*** Input records ***
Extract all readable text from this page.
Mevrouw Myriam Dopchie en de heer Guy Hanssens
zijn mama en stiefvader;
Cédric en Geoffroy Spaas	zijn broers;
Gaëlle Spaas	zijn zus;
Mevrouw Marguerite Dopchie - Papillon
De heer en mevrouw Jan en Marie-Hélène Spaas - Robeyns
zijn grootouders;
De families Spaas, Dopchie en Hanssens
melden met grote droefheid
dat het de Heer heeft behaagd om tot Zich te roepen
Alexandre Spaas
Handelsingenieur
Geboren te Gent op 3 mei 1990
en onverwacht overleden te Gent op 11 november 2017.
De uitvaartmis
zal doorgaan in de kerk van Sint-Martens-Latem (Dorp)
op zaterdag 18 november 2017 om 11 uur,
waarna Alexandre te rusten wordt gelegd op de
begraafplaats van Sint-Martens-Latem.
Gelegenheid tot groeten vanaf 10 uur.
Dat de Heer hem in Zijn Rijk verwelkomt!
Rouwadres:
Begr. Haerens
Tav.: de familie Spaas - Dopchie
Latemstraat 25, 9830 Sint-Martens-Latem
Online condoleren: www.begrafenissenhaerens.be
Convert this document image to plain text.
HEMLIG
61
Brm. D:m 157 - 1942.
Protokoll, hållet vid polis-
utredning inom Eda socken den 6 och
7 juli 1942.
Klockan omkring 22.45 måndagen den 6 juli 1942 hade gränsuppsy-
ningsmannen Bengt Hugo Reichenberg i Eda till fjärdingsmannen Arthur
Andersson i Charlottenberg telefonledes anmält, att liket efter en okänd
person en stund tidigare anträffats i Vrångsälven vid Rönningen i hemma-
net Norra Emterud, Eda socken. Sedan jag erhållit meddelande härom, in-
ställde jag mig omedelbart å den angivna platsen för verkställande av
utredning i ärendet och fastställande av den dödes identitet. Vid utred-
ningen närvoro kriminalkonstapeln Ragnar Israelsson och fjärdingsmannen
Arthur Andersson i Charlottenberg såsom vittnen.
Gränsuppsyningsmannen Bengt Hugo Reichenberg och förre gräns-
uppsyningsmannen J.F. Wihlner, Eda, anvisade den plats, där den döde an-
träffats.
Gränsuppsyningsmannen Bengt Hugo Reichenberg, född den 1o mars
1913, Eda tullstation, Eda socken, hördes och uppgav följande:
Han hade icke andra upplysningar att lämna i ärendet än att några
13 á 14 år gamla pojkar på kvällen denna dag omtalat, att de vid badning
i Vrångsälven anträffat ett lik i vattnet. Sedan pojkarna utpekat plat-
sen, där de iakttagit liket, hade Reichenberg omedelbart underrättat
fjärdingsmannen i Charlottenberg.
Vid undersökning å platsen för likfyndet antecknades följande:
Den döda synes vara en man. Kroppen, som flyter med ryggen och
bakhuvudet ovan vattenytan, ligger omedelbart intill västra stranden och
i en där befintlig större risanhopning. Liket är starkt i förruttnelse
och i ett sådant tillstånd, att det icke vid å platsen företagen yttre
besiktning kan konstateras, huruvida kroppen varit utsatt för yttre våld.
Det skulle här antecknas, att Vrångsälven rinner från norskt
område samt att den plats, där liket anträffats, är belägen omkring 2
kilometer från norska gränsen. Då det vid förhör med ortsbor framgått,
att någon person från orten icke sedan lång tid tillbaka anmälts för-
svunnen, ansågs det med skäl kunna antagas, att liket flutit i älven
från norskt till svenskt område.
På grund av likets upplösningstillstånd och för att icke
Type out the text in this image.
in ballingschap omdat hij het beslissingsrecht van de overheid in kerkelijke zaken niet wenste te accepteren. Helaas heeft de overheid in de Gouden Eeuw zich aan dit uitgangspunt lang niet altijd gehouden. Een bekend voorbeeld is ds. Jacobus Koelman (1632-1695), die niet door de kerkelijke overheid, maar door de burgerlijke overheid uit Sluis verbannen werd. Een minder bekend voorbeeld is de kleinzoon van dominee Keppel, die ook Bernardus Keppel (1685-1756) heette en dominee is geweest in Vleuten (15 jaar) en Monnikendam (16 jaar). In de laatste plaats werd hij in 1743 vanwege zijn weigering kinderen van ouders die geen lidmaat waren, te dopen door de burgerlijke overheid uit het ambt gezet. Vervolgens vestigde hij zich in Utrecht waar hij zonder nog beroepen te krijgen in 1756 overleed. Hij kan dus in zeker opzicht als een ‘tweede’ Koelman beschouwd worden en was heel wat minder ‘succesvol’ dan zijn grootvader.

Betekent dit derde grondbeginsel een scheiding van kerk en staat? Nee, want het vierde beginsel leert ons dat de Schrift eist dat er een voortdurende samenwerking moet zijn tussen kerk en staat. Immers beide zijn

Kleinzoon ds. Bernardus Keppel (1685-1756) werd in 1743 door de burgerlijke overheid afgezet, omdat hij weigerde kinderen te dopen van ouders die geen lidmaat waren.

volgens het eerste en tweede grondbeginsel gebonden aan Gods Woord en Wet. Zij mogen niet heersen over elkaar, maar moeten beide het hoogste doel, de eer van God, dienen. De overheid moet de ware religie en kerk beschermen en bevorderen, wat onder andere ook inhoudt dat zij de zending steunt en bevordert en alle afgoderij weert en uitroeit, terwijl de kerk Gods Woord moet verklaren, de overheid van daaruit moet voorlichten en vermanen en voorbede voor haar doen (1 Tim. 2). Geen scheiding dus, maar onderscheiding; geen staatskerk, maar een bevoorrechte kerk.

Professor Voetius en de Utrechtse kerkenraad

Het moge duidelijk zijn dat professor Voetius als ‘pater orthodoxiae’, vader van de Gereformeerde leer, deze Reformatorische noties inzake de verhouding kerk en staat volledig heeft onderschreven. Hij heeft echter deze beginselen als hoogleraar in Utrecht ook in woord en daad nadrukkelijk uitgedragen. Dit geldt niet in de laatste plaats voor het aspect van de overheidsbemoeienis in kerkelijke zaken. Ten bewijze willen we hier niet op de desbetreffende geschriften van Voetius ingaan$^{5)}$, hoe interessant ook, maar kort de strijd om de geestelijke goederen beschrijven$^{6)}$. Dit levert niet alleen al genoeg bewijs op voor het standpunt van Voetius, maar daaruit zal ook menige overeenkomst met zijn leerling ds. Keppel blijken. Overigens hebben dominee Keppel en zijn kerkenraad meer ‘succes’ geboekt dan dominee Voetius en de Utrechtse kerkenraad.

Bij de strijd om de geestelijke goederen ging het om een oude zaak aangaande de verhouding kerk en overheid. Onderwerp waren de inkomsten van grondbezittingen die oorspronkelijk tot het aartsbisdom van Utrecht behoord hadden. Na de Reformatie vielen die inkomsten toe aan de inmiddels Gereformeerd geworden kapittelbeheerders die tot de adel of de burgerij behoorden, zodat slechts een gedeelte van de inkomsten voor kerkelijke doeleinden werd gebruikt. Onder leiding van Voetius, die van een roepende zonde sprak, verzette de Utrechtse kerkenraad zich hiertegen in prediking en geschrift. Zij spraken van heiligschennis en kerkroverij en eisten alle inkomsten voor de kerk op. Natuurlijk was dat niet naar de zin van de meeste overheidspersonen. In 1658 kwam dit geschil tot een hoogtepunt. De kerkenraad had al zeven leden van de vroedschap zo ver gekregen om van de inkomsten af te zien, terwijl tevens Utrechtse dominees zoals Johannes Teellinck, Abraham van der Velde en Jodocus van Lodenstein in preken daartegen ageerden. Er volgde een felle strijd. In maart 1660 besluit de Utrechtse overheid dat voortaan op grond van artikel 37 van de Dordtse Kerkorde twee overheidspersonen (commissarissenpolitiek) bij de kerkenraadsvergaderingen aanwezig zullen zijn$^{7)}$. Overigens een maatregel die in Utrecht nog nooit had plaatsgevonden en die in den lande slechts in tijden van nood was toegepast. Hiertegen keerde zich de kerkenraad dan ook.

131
***
What is being asked: Make an exact copy of the listing, including every line.

Right answer:
Extract all readable text from this page.
Mevrouw Myriam Dopchie en de heer Guy Hanssens
zijn mama en stiefvader;
Cédric en Geoffroy Spaas	zijn broers;
Gaëlle Spaas	zijn zus;
Mevrouw Marguerite Dopchie - Papillon
De heer en mevrouw Jan en Marie-Hélène Spaas - Robeyns
zijn grootouders;
De families Spaas, Dopchie en Hanssens
melden met grote droefheid
dat het de Heer heeft behaagd om tot Zich te roepen
Alexandre Spaas
Handelsingenieur
Geboren te Gent op 3 mei 1990
en onverwacht overleden te Gent op 11 november 2017.
De uitvaartmis
zal doorgaan in de kerk van Sint-Martens-Latem (Dorp)
op zaterdag 18 november 2017 om 11 uur,
waarna Alexandre te rusten wordt gelegd op de
begraafplaats van Sint-Martens-Latem.
Gelegenheid tot groeten vanaf 10 uur.
Dat de Heer hem in Zijn Rijk verwelkomt!
Rouwadres:
Begr. Haerens
Tav.: de familie Spaas - Dopchie
Latemstraat 25, 9830 Sint-Martens-Latem
Online condoleren: www.begrafenissenhaerens.be
Convert this document image to plain text.
HEMLIG
61
Brm. D:m 157 - 1942.
Protokoll, hållet vid polis-
utredning inom Eda socken den 6 och
7 juli 1942.
Klockan omkring 22.45 måndagen den 6 juli 1942 hade gränsuppsy-
ningsmannen Bengt Hugo Reichenberg i Eda till fjärdingsmannen Arthur
Andersson i Charlottenberg telefonledes anmält, att liket efter en okänd
person en stund tidigare anträffats i Vrångsälven vid Rönningen i hemma-
net Norra Emterud, Eda socken. Sedan jag erhållit meddelande härom, in-
ställde jag mig omedelbart å den angivna platsen för verkställande av
utredning i ärendet och fastställande av den dödes identitet. Vid utred-
ningen närvoro kriminalkonstapeln Ragnar Israelsson och fjärdingsmannen
Arthur Andersson i Charlottenberg såsom vittnen.
Gränsuppsyningsmannen Bengt Hugo Reichenberg och förre gräns-
uppsyningsmannen J.F. Wihlner, Eda, anvisade den plats, där den döde an-
träffats.
Gränsuppsyningsmannen Bengt Hugo Reichenberg, född den 1o mars
1913, Eda tullstation, Eda socken, hördes och uppgav följande:
Han hade icke andra upplysningar att lämna i ärendet än att några
13 á 14 år gamla pojkar på kvällen denna dag omtalat, att de vid badning
i Vrångsälven anträffat ett lik i vattnet. Sedan pojkarna utpekat plat-
sen, där de iakttagit liket, hade Reichenberg omedelbart underrättat
fjärdingsmannen i Charlottenberg.
Vid undersökning å platsen för likfyndet antecknades följande:
Den döda synes vara en man. Kroppen, som flyter med ryggen och
bakhuvudet ovan vattenytan, ligger omedelbart intill västra stranden och
i en där befintlig större risanhopning. Liket är starkt i förruttnelse
och i ett sådant tillstånd, att det icke vid å platsen företagen yttre
besiktning kan konstateras, huruvida kroppen varit utsatt för yttre våld.
Det skulle här antecknas, att Vrångsälven rinner från norskt
område samt att den plats, där liket anträffats, är belägen omkring 2
kilometer från norska gränsen. Då det vid förhör med ortsbor framgått,
att någon person från orten icke sedan lång tid tillbaka anmälts för-
svunnen, ansågs det med skäl kunna antagas, att liket flutit i älven
från norskt till svenskt område.
På grund av likets upplösningstillstånd och för att icke
Type out the text in this image.
in ballingschap omdat hij het beslissingsrecht van de overheid in kerkelijke zaken niet wenste te accepteren. Helaas heeft de overheid in de Gouden Eeuw zich aan dit uitgangspunt lang niet altijd gehouden. Een bekend voorbeeld is ds. Jacobus Koelman (1632-1695), die niet door de kerkelijke overheid, maar door de burgerlijke overheid uit Sluis verbannen werd. Een minder bekend voorbeeld is de kleinzoon van dominee Keppel, die ook Bernardus Keppel (1685-1756) heette en dominee is geweest in Vleuten (15 jaar) en Monnikendam (16 jaar). In de laatste plaats werd hij in 1743 vanwege zijn weigering kinderen van ouders die geen lidmaat waren, te dopen door de burgerlijke overheid uit het ambt gezet. Vervolgens vestigde hij zich in Utrecht waar hij zonder nog beroepen te krijgen in 1756 overleed. Hij kan dus in zeker opzicht als een ‘tweede’ Koelman beschouwd worden en was heel wat minder ‘succesvol’ dan zijn grootvader.

Betekent dit derde grondbeginsel een scheiding van kerk en staat? Nee, want het vierde beginsel leert ons dat de Schrift eist dat er een voortdurende samenwerking moet zijn tussen kerk en staat. Immers beide zijn

Kleinzoon ds. Bernardus Keppel (1685-1756) werd in 1743 door de burgerlijke overheid afgezet, omdat hij weigerde kinderen te dopen van ouders die geen lidmaat waren.

volgens het eerste en tweede grondbeginsel gebonden aan Gods Woord en Wet. Zij mogen niet heersen over elkaar, maar moeten beide het hoogste doel, de eer van God, dienen. De overheid moet de ware religie en kerk beschermen en bevorderen, wat onder andere ook inhoudt dat zij de zending steunt en bevordert en alle afgoderij weert en uitroeit, terwijl de kerk Gods Woord moet verklaren, de overheid van daaruit moet voorlichten en vermanen en voorbede voor haar doen (1 Tim. 2). Geen scheiding dus, maar onderscheiding; geen staatskerk, maar een bevoorrechte kerk.

Professor Voetius en de Utrechtse kerkenraad

Het moge duidelijk zijn dat professor Voetius als ‘pater orthodoxiae’, vader van de Gereformeerde leer, deze Reformatorische noties inzake de verhouding kerk en staat volledig heeft onderschreven. Hij heeft echter deze beginselen als hoogleraar in Utrecht ook in woord en daad nadrukkelijk uitgedragen. Dit geldt niet in de laatste plaats voor het aspect van de overheidsbemoeienis in kerkelijke zaken. Ten bewijze willen we hier niet op de desbetreffende geschriften van Voetius ingaan$^{5)}$, hoe interessant ook, maar kort de strijd om de geestelijke goederen beschrijven$^{6)}$. Dit levert niet alleen al genoeg bewijs op voor het standpunt van Voetius, maar daaruit zal ook menige overeenkomst met zijn leerling ds. Keppel blijken. Overigens hebben dominee Keppel en zijn kerkenraad meer ‘succes’ geboekt dan dominee Voetius en de Utrechtse kerkenraad.

Bij de strijd om de geestelijke goederen ging het om een oude zaak aangaande de verhouding kerk en overheid. Onderwerp waren de inkomsten van grondbezittingen die oorspronkelijk tot het aartsbisdom van Utrecht behoord hadden. Na de Reformatie vielen die inkomsten toe aan de inmiddels Gereformeerd geworden kapittelbeheerders die tot de adel of de burgerij behoorden, zodat slechts een gedeelte van de inkomsten voor kerkelijke doeleinden werd gebruikt. Onder leiding van Voetius, die van een roepende zonde sprak, verzette de Utrechtse kerkenraad zich hiertegen in prediking en geschrift. Zij spraken van heiligschennis en kerkroverij en eisten alle inkomsten voor de kerk op. Natuurlijk was dat niet naar de zin van de meeste overheidspersonen. In 1658 kwam dit geschil tot een hoogtepunt. De kerkenraad had al zeven leden van de vroedschap zo ver gekregen om van de inkomsten af te zien, terwijl tevens Utrechtse dominees zoals Johannes Teellinck, Abraham van der Velde en Jodocus van Lodenstein in preken daartegen ageerden. Er volgde een felle strijd. In maart 1660 besluit de Utrechtse overheid dat voortaan op grond van artikel 37 van de Dordtse Kerkorde twee overheidspersonen (commissarissenpolitiek) bij de kerkenraadsvergaderingen aanwezig zullen zijn$^{7)}$. Overigens een maatregel die in Utrecht nog nooit had plaatsgevonden en die in den lande slechts in tijden van nood was toegepast. Hiertegen keerde zich de kerkenraad dan ook.

131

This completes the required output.